● Work to do
Answer with one number only: the number of lines that contain "Parties".

● Listed records
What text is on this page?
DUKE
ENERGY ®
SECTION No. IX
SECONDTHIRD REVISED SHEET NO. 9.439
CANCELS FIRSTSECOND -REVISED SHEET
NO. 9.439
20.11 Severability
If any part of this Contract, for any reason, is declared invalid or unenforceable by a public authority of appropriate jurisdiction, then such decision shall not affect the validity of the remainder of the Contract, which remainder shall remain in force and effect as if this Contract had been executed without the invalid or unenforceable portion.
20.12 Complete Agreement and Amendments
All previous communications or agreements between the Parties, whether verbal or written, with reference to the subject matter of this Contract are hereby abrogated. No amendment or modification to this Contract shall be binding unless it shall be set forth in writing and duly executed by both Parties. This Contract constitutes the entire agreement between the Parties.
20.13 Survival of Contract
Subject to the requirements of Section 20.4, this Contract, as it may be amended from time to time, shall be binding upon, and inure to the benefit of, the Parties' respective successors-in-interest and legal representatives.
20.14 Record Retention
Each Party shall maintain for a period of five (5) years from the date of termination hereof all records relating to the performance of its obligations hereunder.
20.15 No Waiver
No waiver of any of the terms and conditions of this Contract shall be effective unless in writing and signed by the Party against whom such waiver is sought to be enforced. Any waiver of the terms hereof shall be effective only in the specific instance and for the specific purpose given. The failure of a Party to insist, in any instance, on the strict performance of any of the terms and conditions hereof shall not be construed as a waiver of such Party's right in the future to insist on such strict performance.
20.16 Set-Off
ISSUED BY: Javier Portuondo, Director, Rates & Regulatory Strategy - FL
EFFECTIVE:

● Reply to the exercise
2